▶ [Instruction]
Pull each line holding the word "Value" from the data.

-- -- --

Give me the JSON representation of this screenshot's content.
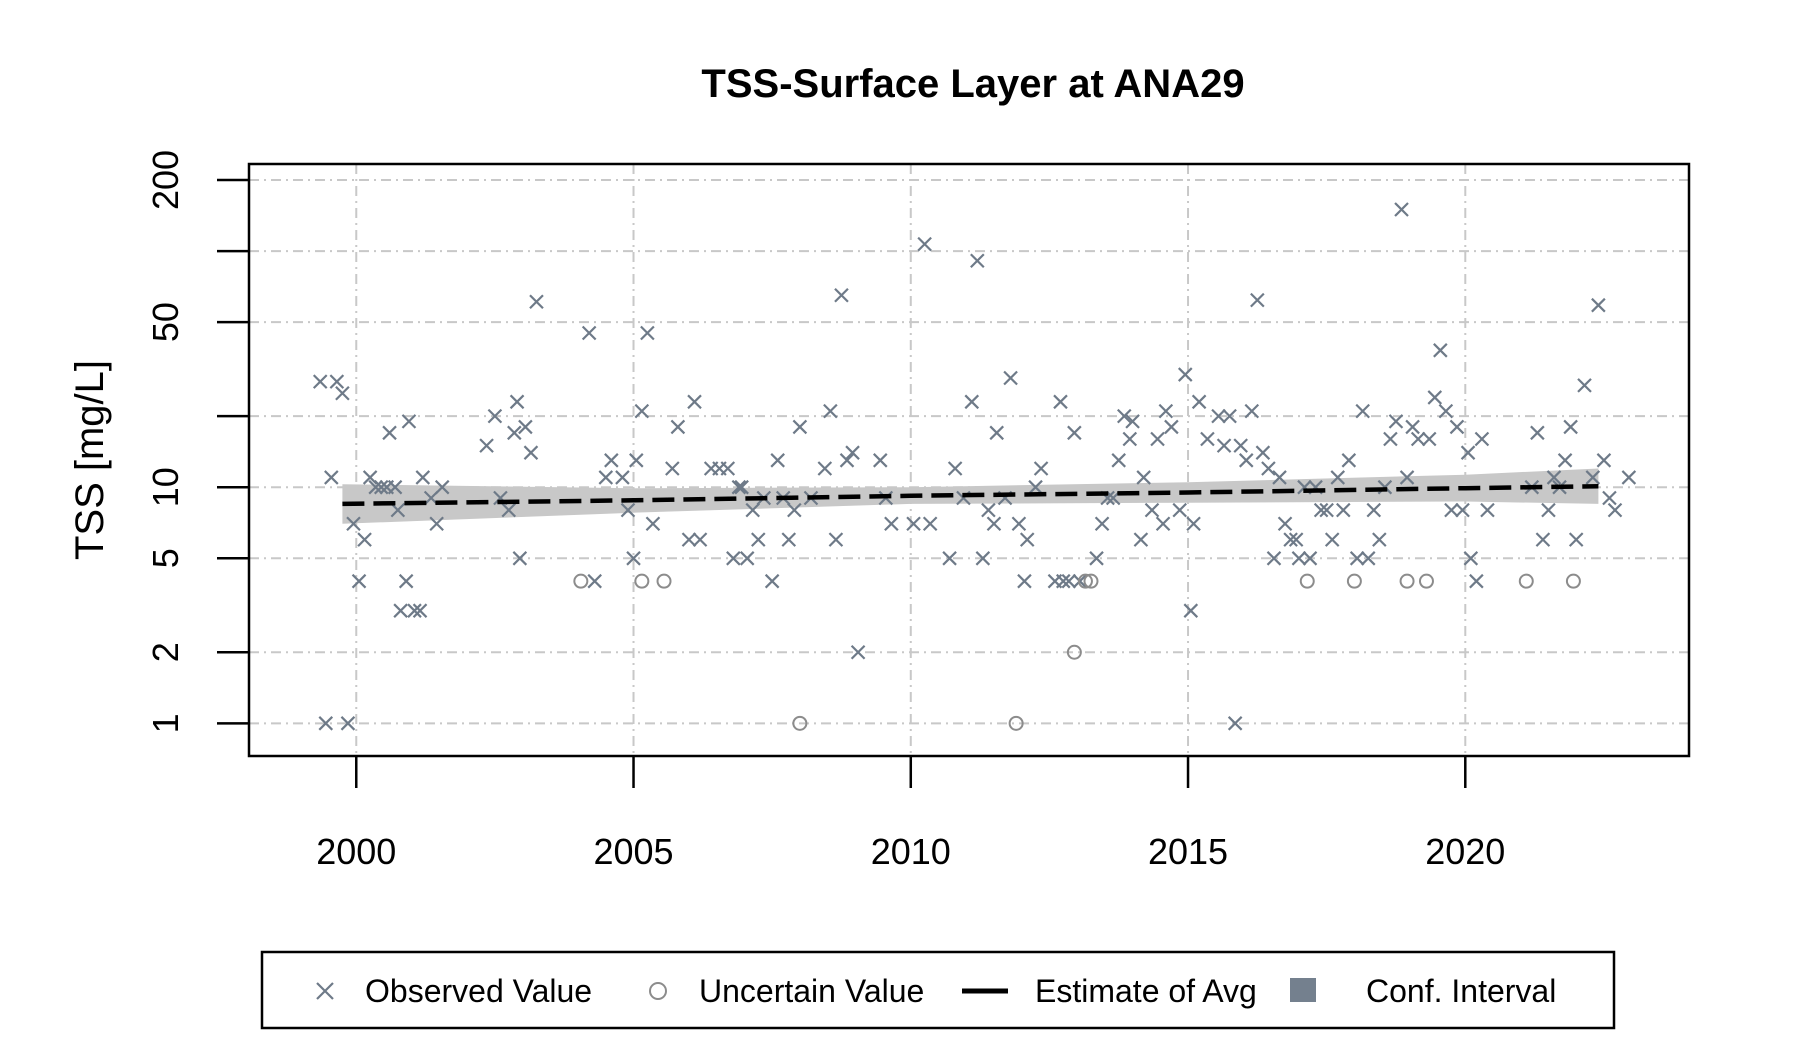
{
  "chart_data": {
    "type": "scatter",
    "title": "TSS-Surface Layer at ANA29",
    "xlabel": "",
    "ylabel": "TSS [mg/L]",
    "y_scale": "log",
    "xlim": [
      1998.3,
      2023.8
    ],
    "ylim": [
      0.85,
      200
    ],
    "x_ticks": [
      2000,
      2005,
      2010,
      2015,
      2020
    ],
    "x_tick_labels": [
      "2000",
      "2005",
      "2010",
      "2015",
      "2020"
    ],
    "y_ticks": [
      1,
      2,
      5,
      10,
      50,
      200
    ],
    "y_tick_labels": [
      "1",
      "2",
      "5",
      "10",
      "50",
      "200"
    ],
    "y_grid_lines": [
      1,
      2,
      5,
      10,
      20,
      50,
      100,
      200
    ],
    "grid": true,
    "legend_position": "bottom",
    "colors": {
      "observed": "#6e7a88",
      "uncertain": "#8c8c8c",
      "estimate": "#000000",
      "ci_band": "#c8c8c8",
      "ci_legend": "#74808e",
      "grid": "#c8c8c8"
    },
    "legend": [
      {
        "key": "observed",
        "label": "Observed Value",
        "symbol": "x"
      },
      {
        "key": "uncertain",
        "label": "Uncertain Value",
        "symbol": "circle"
      },
      {
        "key": "estimate",
        "label": "Estimate of Avg",
        "symbol": "dashed-line"
      },
      {
        "key": "ci",
        "label": "Conf. Interval",
        "symbol": "square"
      }
    ],
    "series": [
      {
        "name": "Observed Value",
        "marker": "x",
        "points": [
          [
            1999.35,
            28
          ],
          [
            1999.45,
            1
          ],
          [
            1999.55,
            11
          ],
          [
            1999.65,
            28
          ],
          [
            1999.75,
            25
          ],
          [
            1999.85,
            1
          ],
          [
            1999.95,
            7
          ],
          [
            2000.05,
            4
          ],
          [
            2000.15,
            6
          ],
          [
            2000.25,
            11
          ],
          [
            2000.35,
            10
          ],
          [
            2000.45,
            10
          ],
          [
            2000.55,
            10
          ],
          [
            2000.6,
            17
          ],
          [
            2000.7,
            10
          ],
          [
            2000.75,
            8
          ],
          [
            2000.8,
            3
          ],
          [
            2000.9,
            4
          ],
          [
            2000.95,
            19
          ],
          [
            2001.05,
            3
          ],
          [
            2001.15,
            3
          ],
          [
            2001.2,
            11
          ],
          [
            2001.35,
            9
          ],
          [
            2001.45,
            7
          ],
          [
            2001.55,
            10
          ],
          [
            2002.35,
            15
          ],
          [
            2002.5,
            20
          ],
          [
            2002.6,
            9
          ],
          [
            2002.75,
            8
          ],
          [
            2002.85,
            17
          ],
          [
            2002.9,
            23
          ],
          [
            2002.95,
            5
          ],
          [
            2003.05,
            18
          ],
          [
            2003.15,
            14
          ],
          [
            2003.25,
            61
          ],
          [
            2004.2,
            45
          ],
          [
            2004.3,
            4
          ],
          [
            2004.5,
            11
          ],
          [
            2004.6,
            13
          ],
          [
            2004.8,
            11
          ],
          [
            2004.9,
            8
          ],
          [
            2005.0,
            5
          ],
          [
            2005.05,
            13
          ],
          [
            2005.15,
            21
          ],
          [
            2005.25,
            45
          ],
          [
            2005.35,
            7
          ],
          [
            2005.7,
            12
          ],
          [
            2005.8,
            18
          ],
          [
            2006.0,
            6
          ],
          [
            2006.1,
            23
          ],
          [
            2006.2,
            6
          ],
          [
            2006.4,
            12
          ],
          [
            2006.55,
            12
          ],
          [
            2006.7,
            12
          ],
          [
            2006.8,
            5
          ],
          [
            2006.9,
            10
          ],
          [
            2006.95,
            10
          ],
          [
            2007.05,
            5
          ],
          [
            2007.15,
            8
          ],
          [
            2007.25,
            6
          ],
          [
            2007.35,
            9
          ],
          [
            2007.5,
            4
          ],
          [
            2007.6,
            13
          ],
          [
            2007.7,
            9
          ],
          [
            2007.8,
            6
          ],
          [
            2007.9,
            8
          ],
          [
            2008.0,
            18
          ],
          [
            2008.2,
            9
          ],
          [
            2008.45,
            12
          ],
          [
            2008.55,
            21
          ],
          [
            2008.65,
            6
          ],
          [
            2008.75,
            65
          ],
          [
            2008.85,
            13
          ],
          [
            2008.95,
            14
          ],
          [
            2009.05,
            2
          ],
          [
            2009.45,
            13
          ],
          [
            2009.55,
            9
          ],
          [
            2009.65,
            7
          ],
          [
            2010.05,
            7
          ],
          [
            2010.25,
            107
          ],
          [
            2010.35,
            7
          ],
          [
            2010.7,
            5
          ],
          [
            2010.8,
            12
          ],
          [
            2010.95,
            9
          ],
          [
            2011.1,
            23
          ],
          [
            2011.2,
            91
          ],
          [
            2011.3,
            5
          ],
          [
            2011.4,
            8
          ],
          [
            2011.5,
            7
          ],
          [
            2011.55,
            17
          ],
          [
            2011.7,
            9
          ],
          [
            2011.8,
            29
          ],
          [
            2011.95,
            7
          ],
          [
            2012.05,
            4
          ],
          [
            2012.1,
            6
          ],
          [
            2012.25,
            10
          ],
          [
            2012.35,
            12
          ],
          [
            2012.6,
            4
          ],
          [
            2012.7,
            23
          ],
          [
            2012.75,
            4
          ],
          [
            2012.85,
            4
          ],
          [
            2012.95,
            17
          ],
          [
            2013.05,
            4
          ],
          [
            2013.35,
            5
          ],
          [
            2013.45,
            7
          ],
          [
            2013.55,
            9
          ],
          [
            2013.65,
            9
          ],
          [
            2013.75,
            13
          ],
          [
            2013.85,
            20
          ],
          [
            2013.95,
            16
          ],
          [
            2014.0,
            19
          ],
          [
            2014.15,
            6
          ],
          [
            2014.2,
            11
          ],
          [
            2014.35,
            8
          ],
          [
            2014.45,
            16
          ],
          [
            2014.55,
            7
          ],
          [
            2014.6,
            21
          ],
          [
            2014.7,
            18
          ],
          [
            2014.85,
            8
          ],
          [
            2014.95,
            30
          ],
          [
            2015.05,
            3
          ],
          [
            2015.1,
            7
          ],
          [
            2015.2,
            23
          ],
          [
            2015.35,
            16
          ],
          [
            2015.55,
            20
          ],
          [
            2015.65,
            15
          ],
          [
            2015.75,
            20
          ],
          [
            2015.85,
            1
          ],
          [
            2015.95,
            15
          ],
          [
            2016.05,
            13
          ],
          [
            2016.15,
            21
          ],
          [
            2016.25,
            62
          ],
          [
            2016.35,
            14
          ],
          [
            2016.45,
            12
          ],
          [
            2016.55,
            5
          ],
          [
            2016.65,
            11
          ],
          [
            2016.75,
            7
          ],
          [
            2016.85,
            6
          ],
          [
            2016.95,
            6
          ],
          [
            2017.0,
            5
          ],
          [
            2017.1,
            10
          ],
          [
            2017.2,
            5
          ],
          [
            2017.3,
            10
          ],
          [
            2017.4,
            8
          ],
          [
            2017.5,
            8
          ],
          [
            2017.6,
            6
          ],
          [
            2017.7,
            11
          ],
          [
            2017.8,
            8
          ],
          [
            2017.9,
            13
          ],
          [
            2018.05,
            5
          ],
          [
            2018.15,
            21
          ],
          [
            2018.25,
            5
          ],
          [
            2018.35,
            8
          ],
          [
            2018.45,
            6
          ],
          [
            2018.55,
            10
          ],
          [
            2018.65,
            16
          ],
          [
            2018.75,
            19
          ],
          [
            2018.85,
            150
          ],
          [
            2018.95,
            11
          ],
          [
            2019.05,
            18
          ],
          [
            2019.15,
            16
          ],
          [
            2019.35,
            16
          ],
          [
            2019.45,
            24
          ],
          [
            2019.55,
            38
          ],
          [
            2019.65,
            21
          ],
          [
            2019.75,
            8
          ],
          [
            2019.85,
            18
          ],
          [
            2019.95,
            8
          ],
          [
            2020.05,
            14
          ],
          [
            2020.1,
            5
          ],
          [
            2020.2,
            4
          ],
          [
            2020.3,
            16
          ],
          [
            2020.4,
            8
          ],
          [
            2021.2,
            10
          ],
          [
            2021.3,
            17
          ],
          [
            2021.4,
            6
          ],
          [
            2021.5,
            8
          ],
          [
            2021.6,
            11
          ],
          [
            2021.7,
            10
          ],
          [
            2021.8,
            13
          ],
          [
            2021.9,
            18
          ],
          [
            2022.0,
            6
          ],
          [
            2022.15,
            27
          ],
          [
            2022.3,
            11
          ],
          [
            2022.4,
            59
          ],
          [
            2022.5,
            13
          ],
          [
            2022.6,
            9
          ],
          [
            2022.7,
            8
          ],
          [
            2022.95,
            11
          ]
        ]
      },
      {
        "name": "Uncertain Value",
        "marker": "circle",
        "points": [
          [
            2004.05,
            4
          ],
          [
            2005.15,
            4
          ],
          [
            2005.55,
            4
          ],
          [
            2008.0,
            1
          ],
          [
            2011.9,
            1
          ],
          [
            2012.95,
            2
          ],
          [
            2013.15,
            4
          ],
          [
            2013.25,
            4
          ],
          [
            2017.15,
            4
          ],
          [
            2018.0,
            4
          ],
          [
            2018.95,
            4
          ],
          [
            2019.3,
            4
          ],
          [
            2021.1,
            4
          ],
          [
            2021.95,
            4
          ]
        ]
      }
    ],
    "trend": {
      "name": "Estimate of Avg",
      "x": [
        1999.75,
        2005,
        2010,
        2015,
        2020,
        2022.4
      ],
      "y": [
        8.5,
        8.8,
        9.2,
        9.5,
        9.9,
        10.1
      ]
    },
    "conf_interval": {
      "name": "Conf. Interval",
      "x": [
        1999.75,
        2005,
        2010,
        2015,
        2020,
        2022.4
      ],
      "lower": [
        7.0,
        7.8,
        8.5,
        8.6,
        8.7,
        8.5
      ],
      "upper": [
        10.3,
        9.9,
        10.0,
        10.5,
        11.3,
        12.0
      ]
    }
  }
}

-- -- --

▶ [Reply]
        "label": "Observed Value",
        "label": "Uncertain Value",
        "name": "Observed Value",
        "name": "Uncertain Value",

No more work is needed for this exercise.